WHAT THE EXERCISE ASKS | Exactly repeat the material, dropping every picture from the copy.

[Data extracted from a collection]
=-=-=

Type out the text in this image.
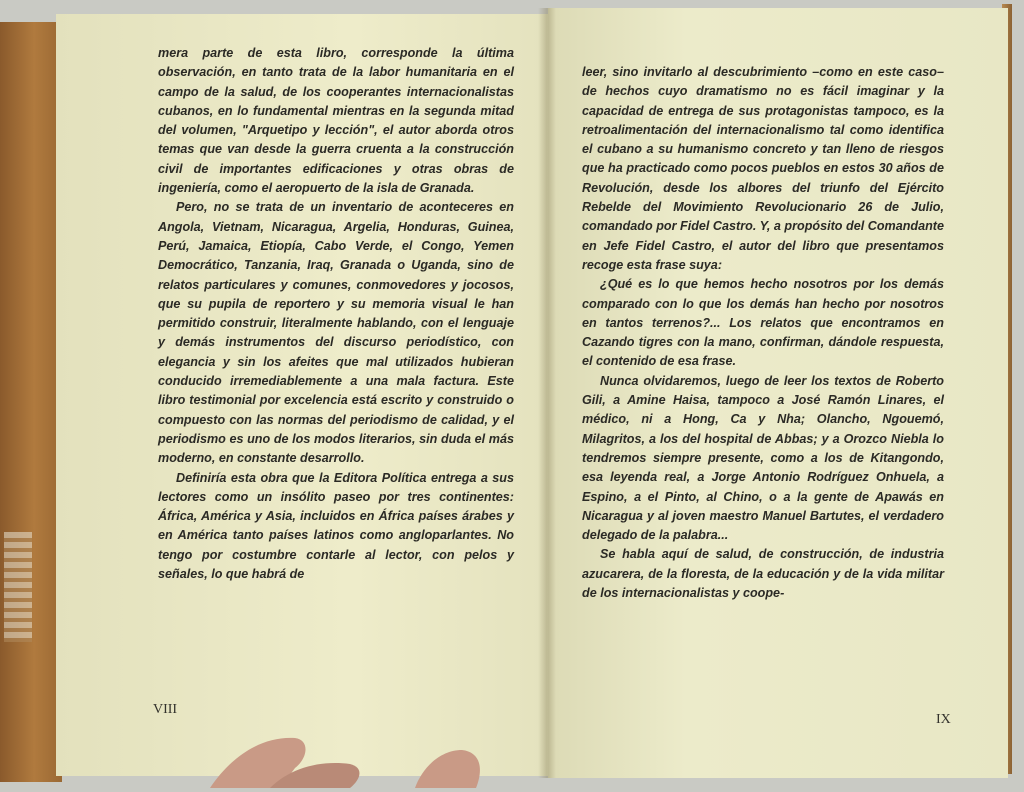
mera parte de esta libro, corresponde la última observación, en tanto trata de la labor humanitaria en el campo de la salud, de los cooperantes internacionalistas cubanos, en lo fundamental mientras en la segunda mitad del volumen, "Arquetipo y lección", el autor aborda otros temas que van desde la guerra cruenta a la construcción civil de importantes edificaciones y otras obras de ingeniería, como el aeropuerto de la isla de Granada.

Pero, no se trata de un inventario de aconteceres en Angola, Vietnam, Nicaragua, Argelia, Honduras, Guinea, Perú, Jamaica, Etiopía, Cabo Verde, el Congo, Yemen Democrático, Tanzania, Iraq, Granada o Uganda, sino de relatos particulares y comunes, conmovedores y jocosos, que su pupila de reportero y su memoria visual le han permitido construir, literalmente hablando, con el lenguaje y demás instrumentos del discurso periodístico, con elegancia y sin los afeites que mal utilizados hubieran conducido irremediablemente a una mala factura. Este libro testimonial por excelencia está escrito y construido o compuesto con las normas del periodismo de calidad, y el periodismo es uno de los modos literarios, sin duda el más moderno, en constante desarrollo.

Definiría esta obra que la Editora Política entrega a sus lectores como un insólito paseo por tres continentes: África, América y Asia, incluidos en África países árabes y en América tanto países latinos como angloparlantes. No tengo por costumbre contarle al lector, con pelos y señales, lo que habrá de

VIII

leer, sino invitarlo al descubrimiento –como en este caso– de hechos cuyo dramatismo no es fácil imaginar y la capacidad de entrega de sus protagonistas tampoco, es la retroalimentación del internacionalismo tal como identifica el cubano a su humanismo concreto y tan lleno de riesgos que ha practicado como pocos pueblos en estos 30 años de Revolución, desde los albores del triunfo del Ejército Rebelde del Movimiento Revolucionario 26 de Julio, comandado por Fidel Castro. Y, a propósito del Comandante en Jefe Fidel Castro, el autor del libro que presentamos recoge esta frase suya:

¿Qué es lo que hemos hecho nosotros por los demás comparado con lo que los demás han hecho por nosotros en tantos terrenos?... Los relatos que encontramos en Cazando tigres con la mano, confirman, dándole respuesta, el contenido de esa frase.

Nunca olvidaremos, luego de leer los textos de Roberto Gili, a Amine Haisa, tampoco a José Ramón Linares, el médico, ni a Hong, Ca y Nha; Olancho, Ngouemó, Milagritos, a los del hospital de Abbas; y a Orozco Niebla lo tendremos siempre presente, como a los de Kitangondo, esa leyenda real, a Jorge Antonio Rodríguez Onhuela, a Espino, a el Pinto, al Chino, o a la gente de Apawás en Nicaragua y al joven maestro Manuel Bartutes, el verdadero delegado de la palabra...

Se habla aquí de salud, de construcción, de industria azucarera, de la floresta, de la educación y de la vida militar de los internacionalistas y coope-

IX
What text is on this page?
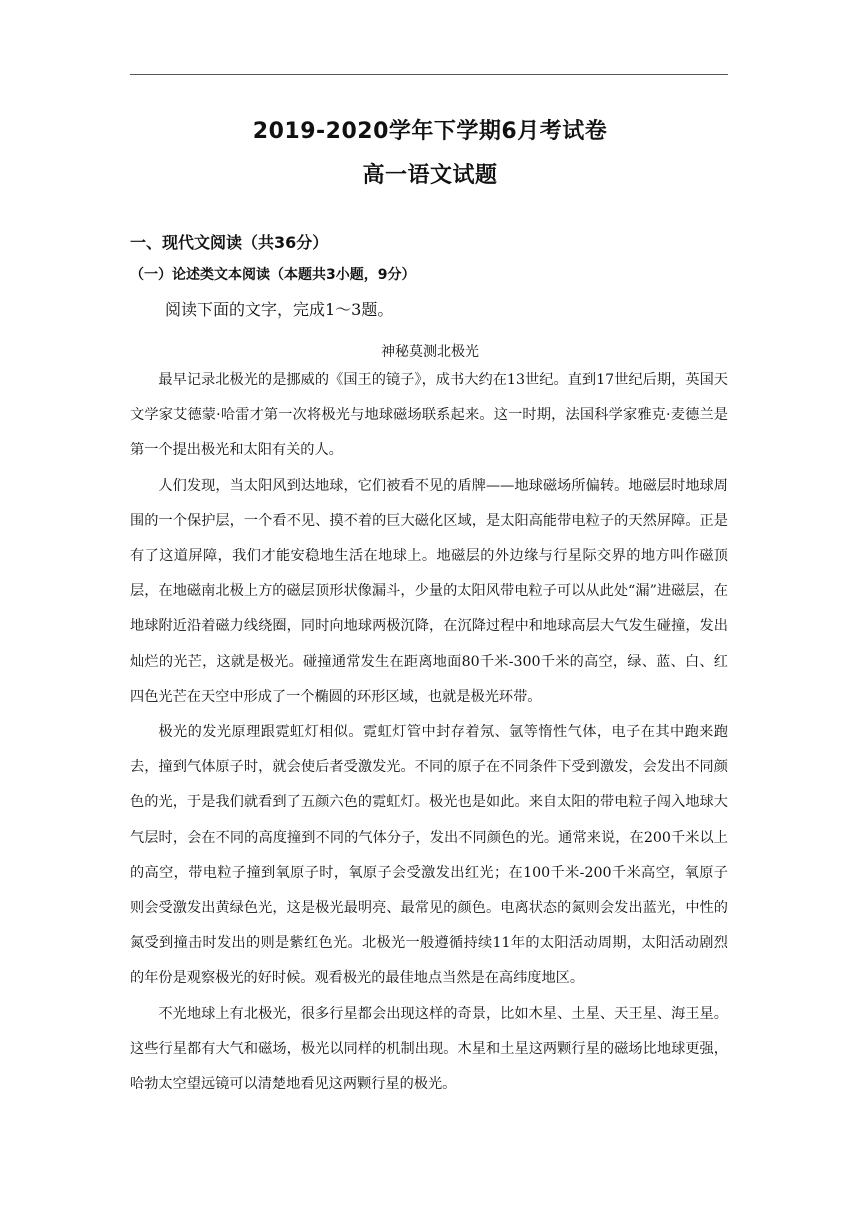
2019-2020学年下学期6月考试卷
高一语文试题
一、现代文阅读（共36分）
（一）论述类文本阅读（本题共3小题，9分）
阅读下面的文字，完成1～3题。
神秘莫测北极光

最早记录北极光的是挪威的《国王的镜子》，成书大约在13世纪。直到17世纪后期，英国天文学家艾德蒙·哈雷才第一次将极光与地球磁场联系起来。这一时期，法国科学家雅克·麦德兰是第一个提出极光和太阳有关的人。

人们发现，当太阳风到达地球，它们被看不见的盾牌——地球磁场所偏转。地磁层时地球周围的一个保护层，一个看不见、摸不着的巨大磁化区域，是太阳高能带电粒子的天然屏障。正是有了这道屏障，我们才能安稳地生活在地球上。地磁层的外边缘与行星际交界的地方叫作磁顶层，在地磁南北极上方的磁层顶形状像漏斗，少量的太阳风带电粒子可以从此处“漏”进磁层，在地球附近沿着磁力线绕圈，同时向地球两极沉降，在沉降过程中和地球高层大气发生碰撞，发出灿烂的光芒，这就是极光。碰撞通常发生在距离地面80千米-300千米的高空，绿、蓝、白、红四色光芒在天空中形成了一个椭圆的环形区域，也就是极光环带。

极光的发光原理跟霓虹灯相似。霓虹灯管中封存着氖、氩等惰性气体，电子在其中跑来跑去，撞到气体原子时，就会使后者受激发光。不同的原子在不同条件下受到激发，会发出不同颜色的光，于是我们就看到了五颜六色的霓虹灯。极光也是如此。来自太阳的带电粒子闯入地球大气层时，会在不同的高度撞到不同的气体分子，发出不同颜色的光。通常来说，在200千米以上的高空，带电粒子撞到氧原子时，氧原子会受激发出红光；在100千米-200千米高空，氧原子则会受激发出黄绿色光，这是极光最明亮、最常见的颜色。电离状态的氮则会发出蓝光，中性的氮受到撞击时发出的则是紫红色光。北极光一般遵循持续11年的太阳活动周期，太阳活动剧烈的年份是观察极光的好时候。观看极光的最佳地点当然是在高纬度地区。

不光地球上有北极光，很多行星都会出现这样的奇景，比如木星、土星、天王星、海王星。这些行星都有大气和磁场，极光以同样的机制出现。木星和土星这两颗行星的磁场比地球更强，哈勃太空望远镜可以清楚地看见这两颗行星的极光。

=-=-=

CORRECT RESULT |
Type out the text in this image.
mera parte de esta libro, corresponde la última observación, en tanto trata de la labor humanitaria en el campo de la salud, de los cooperantes internacionalistas cubanos, en lo fundamental mientras en la segunda mitad del volumen, "Arquetipo y lección", el autor aborda otros temas que van desde la guerra cruenta a la construcción civil de importantes edificaciones y otras obras de ingeniería, como el aeropuerto de la isla de Granada.

Pero, no se trata de un inventario de aconteceres en Angola, Vietnam, Nicaragua, Argelia, Honduras, Guinea, Perú, Jamaica, Etiopía, Cabo Verde, el Congo, Yemen Democrático, Tanzania, Iraq, Granada o Uganda, sino de relatos particulares y comunes, conmovedores y jocosos, que su pupila de reportero y su memoria visual le han permitido construir, literalmente hablando, con el lenguaje y demás instrumentos del discurso periodístico, con elegancia y sin los afeites que mal utilizados hubieran conducido irremediablemente a una mala factura. Este libro testimonial por excelencia está escrito y construido o compuesto con las normas del periodismo de calidad, y el periodismo es uno de los modos literarios, sin duda el más moderno, en constante desarrollo.

Definiría esta obra que la Editora Política entrega a sus lectores como un insólito paseo por tres continentes: África, América y Asia, incluidos en África países árabes y en América tanto países latinos como angloparlantes. No tengo por costumbre contarle al lector, con pelos y señales, lo que habrá de

VIII

leer, sino invitarlo al descubrimiento –como en este caso– de hechos cuyo dramatismo no es fácil imaginar y la capacidad de entrega de sus protagonistas tampoco, es la retroalimentación del internacionalismo tal como identifica el cubano a su humanismo concreto y tan lleno de riesgos que ha practicado como pocos pueblos en estos 30 años de Revolución, desde los albores del triunfo del Ejército Rebelde del Movimiento Revolucionario 26 de Julio, comandado por Fidel Castro. Y, a propósito del Comandante en Jefe Fidel Castro, el autor del libro que presentamos recoge esta frase suya:

¿Qué es lo que hemos hecho nosotros por los demás comparado con lo que los demás han hecho por nosotros en tantos terrenos?... Los relatos que encontramos en Cazando tigres con la mano, confirman, dándole respuesta, el contenido de esa frase.

Nunca olvidaremos, luego de leer los textos de Roberto Gili, a Amine Haisa, tampoco a José Ramón Linares, el médico, ni a Hong, Ca y Nha; Olancho, Ngouemó, Milagritos, a los del hospital de Abbas; y a Orozco Niebla lo tendremos siempre presente, como a los de Kitangondo, esa leyenda real, a Jorge Antonio Rodríguez Onhuela, a Espino, a el Pinto, al Chino, o a la gente de Apawás en Nicaragua y al joven maestro Manuel Bartutes, el verdadero delegado de la palabra...

Se habla aquí de salud, de construcción, de industria azucarera, de la floresta, de la educación y de la vida militar de los internacionalistas y coope-

IX
What text is on this page?
2019-2020学年下学期6月考试卷
高一语文试题
一、现代文阅读（共36分）
（一）论述类文本阅读（本题共3小题，9分）
阅读下面的文字，完成1～3题。
神秘莫测北极光

最早记录北极光的是挪威的《国王的镜子》，成书大约在13世纪。直到17世纪后期，英国天文学家艾德蒙·哈雷才第一次将极光与地球磁场联系起来。这一时期，法国科学家雅克·麦德兰是第一个提出极光和太阳有关的人。

人们发现，当太阳风到达地球，它们被看不见的盾牌——地球磁场所偏转。地磁层时地球周围的一个保护层，一个看不见、摸不着的巨大磁化区域，是太阳高能带电粒子的天然屏障。正是有了这道屏障，我们才能安稳地生活在地球上。地磁层的外边缘与行星际交界的地方叫作磁顶层，在地磁南北极上方的磁层顶形状像漏斗，少量的太阳风带电粒子可以从此处“漏”进磁层，在地球附近沿着磁力线绕圈，同时向地球两极沉降，在沉降过程中和地球高层大气发生碰撞，发出灿烂的光芒，这就是极光。碰撞通常发生在距离地面80千米-300千米的高空，绿、蓝、白、红四色光芒在天空中形成了一个椭圆的环形区域，也就是极光环带。

极光的发光原理跟霓虹灯相似。霓虹灯管中封存着氖、氩等惰性气体，电子在其中跑来跑去，撞到气体原子时，就会使后者受激发光。不同的原子在不同条件下受到激发，会发出不同颜色的光，于是我们就看到了五颜六色的霓虹灯。极光也是如此。来自太阳的带电粒子闯入地球大气层时，会在不同的高度撞到不同的气体分子，发出不同颜色的光。通常来说，在200千米以上的高空，带电粒子撞到氧原子时，氧原子会受激发出红光；在100千米-200千米高空，氧原子则会受激发出黄绿色光，这是极光最明亮、最常见的颜色。电离状态的氮则会发出蓝光，中性的氮受到撞击时发出的则是紫红色光。北极光一般遵循持续11年的太阳活动周期，太阳活动剧烈的年份是观察极光的好时候。观看极光的最佳地点当然是在高纬度地区。

不光地球上有北极光，很多行星都会出现这样的奇景，比如木星、土星、天王星、海王星。这些行星都有大气和磁场，极光以同样的机制出现。木星和土星这两颗行星的磁场比地球更强，哈勃太空望远镜可以清楚地看见这两颗行星的极光。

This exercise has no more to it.